[Entries]
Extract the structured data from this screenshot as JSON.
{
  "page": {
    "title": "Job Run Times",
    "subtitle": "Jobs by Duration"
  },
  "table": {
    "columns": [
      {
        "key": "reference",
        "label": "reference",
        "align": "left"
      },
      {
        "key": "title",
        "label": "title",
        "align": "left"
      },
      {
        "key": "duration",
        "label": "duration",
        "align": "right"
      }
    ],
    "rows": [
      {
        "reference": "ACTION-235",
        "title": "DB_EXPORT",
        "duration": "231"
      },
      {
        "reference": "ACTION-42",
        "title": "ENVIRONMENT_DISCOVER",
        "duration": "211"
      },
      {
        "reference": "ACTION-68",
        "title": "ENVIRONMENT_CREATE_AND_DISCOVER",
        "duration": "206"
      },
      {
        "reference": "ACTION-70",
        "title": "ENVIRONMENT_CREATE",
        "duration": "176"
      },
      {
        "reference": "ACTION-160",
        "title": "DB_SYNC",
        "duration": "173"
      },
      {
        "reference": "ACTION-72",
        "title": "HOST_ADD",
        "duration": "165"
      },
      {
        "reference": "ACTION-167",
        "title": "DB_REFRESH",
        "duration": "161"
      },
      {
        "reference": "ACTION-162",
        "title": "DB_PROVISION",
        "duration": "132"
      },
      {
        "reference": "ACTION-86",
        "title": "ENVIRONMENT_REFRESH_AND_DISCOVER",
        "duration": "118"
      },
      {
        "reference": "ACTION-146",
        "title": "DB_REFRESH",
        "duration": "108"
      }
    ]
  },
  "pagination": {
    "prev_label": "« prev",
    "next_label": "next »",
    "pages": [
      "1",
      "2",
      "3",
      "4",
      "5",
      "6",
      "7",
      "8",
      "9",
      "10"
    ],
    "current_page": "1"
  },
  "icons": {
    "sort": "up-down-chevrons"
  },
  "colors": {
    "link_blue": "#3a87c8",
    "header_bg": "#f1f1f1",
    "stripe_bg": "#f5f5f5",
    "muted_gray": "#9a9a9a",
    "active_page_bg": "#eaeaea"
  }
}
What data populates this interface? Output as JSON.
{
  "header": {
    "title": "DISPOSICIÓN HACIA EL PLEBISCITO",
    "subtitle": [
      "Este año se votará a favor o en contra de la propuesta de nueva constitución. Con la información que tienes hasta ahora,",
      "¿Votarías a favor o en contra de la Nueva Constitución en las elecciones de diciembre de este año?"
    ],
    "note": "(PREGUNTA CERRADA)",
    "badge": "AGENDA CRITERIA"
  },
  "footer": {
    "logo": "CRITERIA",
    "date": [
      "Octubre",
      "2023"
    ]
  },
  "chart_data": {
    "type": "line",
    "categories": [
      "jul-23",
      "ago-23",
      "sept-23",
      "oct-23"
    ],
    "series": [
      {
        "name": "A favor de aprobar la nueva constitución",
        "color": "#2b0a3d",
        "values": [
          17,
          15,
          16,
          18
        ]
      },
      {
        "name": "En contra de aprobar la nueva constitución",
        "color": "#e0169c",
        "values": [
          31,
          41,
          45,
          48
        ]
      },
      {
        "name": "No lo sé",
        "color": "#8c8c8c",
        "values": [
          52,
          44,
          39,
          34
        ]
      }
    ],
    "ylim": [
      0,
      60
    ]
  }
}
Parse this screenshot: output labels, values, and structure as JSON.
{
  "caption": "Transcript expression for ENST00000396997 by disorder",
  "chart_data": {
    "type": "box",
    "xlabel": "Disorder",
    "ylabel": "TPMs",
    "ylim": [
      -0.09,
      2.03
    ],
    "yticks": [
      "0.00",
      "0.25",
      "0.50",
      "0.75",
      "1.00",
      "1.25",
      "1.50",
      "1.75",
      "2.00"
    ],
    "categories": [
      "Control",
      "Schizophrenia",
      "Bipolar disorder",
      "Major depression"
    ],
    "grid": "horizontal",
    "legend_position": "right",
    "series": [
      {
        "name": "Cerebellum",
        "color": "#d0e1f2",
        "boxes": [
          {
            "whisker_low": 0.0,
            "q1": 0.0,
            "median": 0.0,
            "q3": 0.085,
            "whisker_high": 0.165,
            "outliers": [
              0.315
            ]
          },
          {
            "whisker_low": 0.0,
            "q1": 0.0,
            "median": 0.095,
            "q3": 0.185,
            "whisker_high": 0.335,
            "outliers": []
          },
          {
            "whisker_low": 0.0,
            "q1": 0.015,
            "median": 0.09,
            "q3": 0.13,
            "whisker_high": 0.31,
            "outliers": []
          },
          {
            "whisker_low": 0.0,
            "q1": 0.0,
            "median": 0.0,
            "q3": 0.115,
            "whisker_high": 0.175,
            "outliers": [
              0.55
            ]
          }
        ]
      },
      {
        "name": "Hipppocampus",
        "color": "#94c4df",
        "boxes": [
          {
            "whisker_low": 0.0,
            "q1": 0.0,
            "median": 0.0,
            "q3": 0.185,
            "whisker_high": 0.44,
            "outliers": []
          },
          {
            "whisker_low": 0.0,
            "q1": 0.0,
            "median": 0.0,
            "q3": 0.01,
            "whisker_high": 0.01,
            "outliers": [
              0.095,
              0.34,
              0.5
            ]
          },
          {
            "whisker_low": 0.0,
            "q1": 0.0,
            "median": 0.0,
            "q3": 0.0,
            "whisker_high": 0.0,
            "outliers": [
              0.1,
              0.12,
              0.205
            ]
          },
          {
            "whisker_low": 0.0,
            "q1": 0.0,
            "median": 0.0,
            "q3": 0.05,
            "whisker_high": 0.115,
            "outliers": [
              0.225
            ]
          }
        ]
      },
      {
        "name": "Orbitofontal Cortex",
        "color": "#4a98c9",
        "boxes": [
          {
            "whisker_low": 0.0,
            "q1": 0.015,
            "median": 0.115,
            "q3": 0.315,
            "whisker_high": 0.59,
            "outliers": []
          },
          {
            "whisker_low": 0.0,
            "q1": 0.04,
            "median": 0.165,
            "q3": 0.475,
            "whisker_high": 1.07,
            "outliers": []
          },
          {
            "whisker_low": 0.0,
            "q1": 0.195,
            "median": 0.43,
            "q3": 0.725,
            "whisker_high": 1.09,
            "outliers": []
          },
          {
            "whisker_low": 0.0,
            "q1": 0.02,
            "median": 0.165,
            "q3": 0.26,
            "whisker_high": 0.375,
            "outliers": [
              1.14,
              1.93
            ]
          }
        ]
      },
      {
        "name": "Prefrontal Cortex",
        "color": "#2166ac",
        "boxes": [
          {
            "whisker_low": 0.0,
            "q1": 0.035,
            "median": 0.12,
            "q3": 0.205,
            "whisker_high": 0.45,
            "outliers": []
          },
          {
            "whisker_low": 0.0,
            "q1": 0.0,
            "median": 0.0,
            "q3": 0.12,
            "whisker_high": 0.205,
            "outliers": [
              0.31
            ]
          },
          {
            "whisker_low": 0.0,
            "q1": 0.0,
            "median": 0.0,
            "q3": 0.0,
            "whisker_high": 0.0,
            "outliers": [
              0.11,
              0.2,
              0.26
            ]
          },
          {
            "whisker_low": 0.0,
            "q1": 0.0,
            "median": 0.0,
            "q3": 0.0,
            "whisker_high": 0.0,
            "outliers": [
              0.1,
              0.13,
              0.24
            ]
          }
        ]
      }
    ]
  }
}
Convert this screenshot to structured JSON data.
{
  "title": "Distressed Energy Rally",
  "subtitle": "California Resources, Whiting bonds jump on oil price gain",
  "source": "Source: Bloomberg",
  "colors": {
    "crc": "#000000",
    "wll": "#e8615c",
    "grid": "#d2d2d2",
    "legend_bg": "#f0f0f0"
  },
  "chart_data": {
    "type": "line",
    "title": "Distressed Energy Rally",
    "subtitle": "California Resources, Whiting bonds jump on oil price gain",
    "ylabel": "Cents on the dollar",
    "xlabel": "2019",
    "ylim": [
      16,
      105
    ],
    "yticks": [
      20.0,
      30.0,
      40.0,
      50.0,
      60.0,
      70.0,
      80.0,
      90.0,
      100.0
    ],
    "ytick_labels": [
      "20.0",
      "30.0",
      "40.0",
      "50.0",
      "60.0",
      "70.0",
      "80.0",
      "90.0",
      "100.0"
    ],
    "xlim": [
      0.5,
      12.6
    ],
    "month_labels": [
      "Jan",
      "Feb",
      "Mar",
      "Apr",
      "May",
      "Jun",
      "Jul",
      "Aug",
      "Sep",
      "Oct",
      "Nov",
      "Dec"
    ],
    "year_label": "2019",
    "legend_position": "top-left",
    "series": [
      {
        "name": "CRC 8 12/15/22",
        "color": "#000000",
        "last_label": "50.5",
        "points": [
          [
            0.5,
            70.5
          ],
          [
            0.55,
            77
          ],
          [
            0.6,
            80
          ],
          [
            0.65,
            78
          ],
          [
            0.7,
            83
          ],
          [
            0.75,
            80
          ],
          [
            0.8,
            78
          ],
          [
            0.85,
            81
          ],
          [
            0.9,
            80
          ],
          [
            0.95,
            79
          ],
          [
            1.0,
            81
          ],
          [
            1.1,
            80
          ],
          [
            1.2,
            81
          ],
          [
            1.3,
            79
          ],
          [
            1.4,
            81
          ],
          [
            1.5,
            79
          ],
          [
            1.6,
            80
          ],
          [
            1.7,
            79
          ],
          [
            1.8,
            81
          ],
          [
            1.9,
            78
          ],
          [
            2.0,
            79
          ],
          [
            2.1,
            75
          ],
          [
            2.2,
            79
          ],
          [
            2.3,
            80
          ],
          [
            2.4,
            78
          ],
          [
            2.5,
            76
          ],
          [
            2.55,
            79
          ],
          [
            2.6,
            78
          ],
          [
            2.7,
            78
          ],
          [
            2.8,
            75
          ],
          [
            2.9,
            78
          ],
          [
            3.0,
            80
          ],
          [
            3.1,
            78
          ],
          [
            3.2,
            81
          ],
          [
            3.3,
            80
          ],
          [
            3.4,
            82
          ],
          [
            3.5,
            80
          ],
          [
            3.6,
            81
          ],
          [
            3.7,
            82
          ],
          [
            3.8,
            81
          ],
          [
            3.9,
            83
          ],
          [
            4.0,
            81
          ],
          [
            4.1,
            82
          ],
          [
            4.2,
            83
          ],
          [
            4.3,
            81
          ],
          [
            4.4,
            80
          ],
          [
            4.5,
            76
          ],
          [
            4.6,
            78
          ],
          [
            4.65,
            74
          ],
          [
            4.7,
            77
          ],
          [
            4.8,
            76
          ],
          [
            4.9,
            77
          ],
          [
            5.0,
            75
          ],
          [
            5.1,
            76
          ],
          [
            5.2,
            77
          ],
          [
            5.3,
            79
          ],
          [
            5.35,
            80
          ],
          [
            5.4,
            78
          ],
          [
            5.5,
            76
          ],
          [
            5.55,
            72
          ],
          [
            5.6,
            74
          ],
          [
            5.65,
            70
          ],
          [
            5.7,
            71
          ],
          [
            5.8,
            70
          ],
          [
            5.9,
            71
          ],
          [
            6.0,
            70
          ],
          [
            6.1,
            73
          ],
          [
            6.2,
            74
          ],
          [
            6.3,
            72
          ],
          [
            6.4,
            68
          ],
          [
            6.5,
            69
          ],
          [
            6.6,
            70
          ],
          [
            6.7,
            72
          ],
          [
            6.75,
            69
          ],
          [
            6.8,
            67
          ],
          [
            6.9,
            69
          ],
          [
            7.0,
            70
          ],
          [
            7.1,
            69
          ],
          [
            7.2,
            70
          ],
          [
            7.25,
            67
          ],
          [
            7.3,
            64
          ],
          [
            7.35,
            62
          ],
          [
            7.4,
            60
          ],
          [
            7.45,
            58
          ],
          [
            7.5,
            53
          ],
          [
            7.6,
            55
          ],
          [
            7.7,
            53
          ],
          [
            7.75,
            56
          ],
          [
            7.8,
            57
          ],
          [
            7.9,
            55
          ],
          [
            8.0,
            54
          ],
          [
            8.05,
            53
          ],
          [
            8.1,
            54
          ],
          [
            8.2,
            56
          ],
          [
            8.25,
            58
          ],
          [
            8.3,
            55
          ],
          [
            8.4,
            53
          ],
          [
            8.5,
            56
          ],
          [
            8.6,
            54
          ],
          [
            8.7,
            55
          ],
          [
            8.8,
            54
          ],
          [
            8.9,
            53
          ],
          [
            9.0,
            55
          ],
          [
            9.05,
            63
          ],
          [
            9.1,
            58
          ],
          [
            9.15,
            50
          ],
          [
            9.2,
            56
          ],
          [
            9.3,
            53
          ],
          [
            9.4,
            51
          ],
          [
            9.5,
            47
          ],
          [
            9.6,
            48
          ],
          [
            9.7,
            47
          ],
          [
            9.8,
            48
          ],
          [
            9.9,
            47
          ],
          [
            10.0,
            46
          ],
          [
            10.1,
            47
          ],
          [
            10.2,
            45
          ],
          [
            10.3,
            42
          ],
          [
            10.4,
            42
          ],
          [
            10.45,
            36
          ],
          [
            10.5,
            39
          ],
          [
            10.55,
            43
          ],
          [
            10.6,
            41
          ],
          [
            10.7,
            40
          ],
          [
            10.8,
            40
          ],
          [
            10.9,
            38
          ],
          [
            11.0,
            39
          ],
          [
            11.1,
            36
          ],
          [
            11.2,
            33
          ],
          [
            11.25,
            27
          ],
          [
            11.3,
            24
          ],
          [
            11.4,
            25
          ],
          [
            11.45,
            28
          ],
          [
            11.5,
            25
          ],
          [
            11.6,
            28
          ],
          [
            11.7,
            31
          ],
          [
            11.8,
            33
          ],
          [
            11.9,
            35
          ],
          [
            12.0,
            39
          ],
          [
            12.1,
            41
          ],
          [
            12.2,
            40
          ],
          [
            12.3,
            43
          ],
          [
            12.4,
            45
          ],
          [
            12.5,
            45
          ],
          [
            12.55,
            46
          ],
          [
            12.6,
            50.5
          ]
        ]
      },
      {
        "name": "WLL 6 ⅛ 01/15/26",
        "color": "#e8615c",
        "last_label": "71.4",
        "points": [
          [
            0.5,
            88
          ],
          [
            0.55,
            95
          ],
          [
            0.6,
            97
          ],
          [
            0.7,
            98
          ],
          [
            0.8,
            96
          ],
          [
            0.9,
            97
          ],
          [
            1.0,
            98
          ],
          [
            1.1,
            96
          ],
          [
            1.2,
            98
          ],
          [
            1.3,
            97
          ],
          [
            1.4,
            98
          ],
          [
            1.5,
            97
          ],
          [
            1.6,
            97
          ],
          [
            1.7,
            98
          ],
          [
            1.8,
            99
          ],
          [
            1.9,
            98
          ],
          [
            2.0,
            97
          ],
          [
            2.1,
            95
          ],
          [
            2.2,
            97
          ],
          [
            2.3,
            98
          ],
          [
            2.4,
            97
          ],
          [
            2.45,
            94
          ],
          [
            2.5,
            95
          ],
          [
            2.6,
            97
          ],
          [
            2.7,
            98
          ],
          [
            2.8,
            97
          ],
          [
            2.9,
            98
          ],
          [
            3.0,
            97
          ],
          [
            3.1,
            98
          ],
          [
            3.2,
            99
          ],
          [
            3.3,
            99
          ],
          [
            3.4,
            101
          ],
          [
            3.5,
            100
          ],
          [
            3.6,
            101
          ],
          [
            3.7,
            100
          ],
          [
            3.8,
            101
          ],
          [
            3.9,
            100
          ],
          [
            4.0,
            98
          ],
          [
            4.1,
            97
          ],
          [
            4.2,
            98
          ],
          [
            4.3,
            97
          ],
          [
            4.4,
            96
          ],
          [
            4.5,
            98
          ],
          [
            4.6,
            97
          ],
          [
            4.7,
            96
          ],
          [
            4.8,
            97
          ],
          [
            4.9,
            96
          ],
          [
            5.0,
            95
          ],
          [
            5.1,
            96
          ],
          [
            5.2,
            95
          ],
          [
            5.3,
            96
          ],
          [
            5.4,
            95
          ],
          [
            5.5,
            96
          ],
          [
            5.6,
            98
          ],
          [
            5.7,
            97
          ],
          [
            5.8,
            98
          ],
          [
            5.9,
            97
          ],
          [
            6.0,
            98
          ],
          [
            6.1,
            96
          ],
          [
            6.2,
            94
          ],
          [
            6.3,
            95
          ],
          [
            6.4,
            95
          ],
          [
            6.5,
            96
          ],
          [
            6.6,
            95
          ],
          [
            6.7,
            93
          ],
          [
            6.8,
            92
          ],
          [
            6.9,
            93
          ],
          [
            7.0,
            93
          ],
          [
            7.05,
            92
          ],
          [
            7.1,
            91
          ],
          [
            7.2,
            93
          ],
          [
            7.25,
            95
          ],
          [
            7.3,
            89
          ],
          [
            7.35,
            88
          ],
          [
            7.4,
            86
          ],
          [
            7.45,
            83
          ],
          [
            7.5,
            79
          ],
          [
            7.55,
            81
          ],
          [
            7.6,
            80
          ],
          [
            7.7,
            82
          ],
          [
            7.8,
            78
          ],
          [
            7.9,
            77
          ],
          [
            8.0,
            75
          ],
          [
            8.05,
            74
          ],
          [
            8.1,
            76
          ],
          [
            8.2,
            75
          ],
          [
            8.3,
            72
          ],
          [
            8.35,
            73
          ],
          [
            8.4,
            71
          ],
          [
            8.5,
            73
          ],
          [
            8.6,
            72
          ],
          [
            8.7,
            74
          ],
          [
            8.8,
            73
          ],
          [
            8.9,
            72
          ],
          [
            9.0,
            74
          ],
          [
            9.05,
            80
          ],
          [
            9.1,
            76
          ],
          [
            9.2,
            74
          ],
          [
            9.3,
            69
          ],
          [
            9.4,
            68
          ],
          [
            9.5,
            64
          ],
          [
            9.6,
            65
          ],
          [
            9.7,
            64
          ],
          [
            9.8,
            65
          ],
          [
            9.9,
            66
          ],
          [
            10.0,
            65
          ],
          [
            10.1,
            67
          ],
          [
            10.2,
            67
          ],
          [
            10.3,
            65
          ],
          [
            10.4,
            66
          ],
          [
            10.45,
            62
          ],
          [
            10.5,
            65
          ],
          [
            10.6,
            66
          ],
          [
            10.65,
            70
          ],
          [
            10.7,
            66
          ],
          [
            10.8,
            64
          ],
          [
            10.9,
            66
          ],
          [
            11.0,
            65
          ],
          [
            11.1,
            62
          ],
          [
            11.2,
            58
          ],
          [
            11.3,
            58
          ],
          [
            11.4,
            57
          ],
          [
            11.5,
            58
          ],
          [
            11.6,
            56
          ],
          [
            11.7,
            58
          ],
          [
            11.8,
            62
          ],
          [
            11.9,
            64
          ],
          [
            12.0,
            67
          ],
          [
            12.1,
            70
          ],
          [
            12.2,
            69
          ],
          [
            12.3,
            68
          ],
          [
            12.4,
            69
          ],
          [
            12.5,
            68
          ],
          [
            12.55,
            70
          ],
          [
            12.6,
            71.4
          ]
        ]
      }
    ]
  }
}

[What to do]
Where a line of the data holds "gain", show that line.

[Solution to this problem]
  "subtitle": "California Resources, Whiting bonds jump on oil price gain",
    "subtitle": "California Resources, Whiting bonds jump on oil price gain",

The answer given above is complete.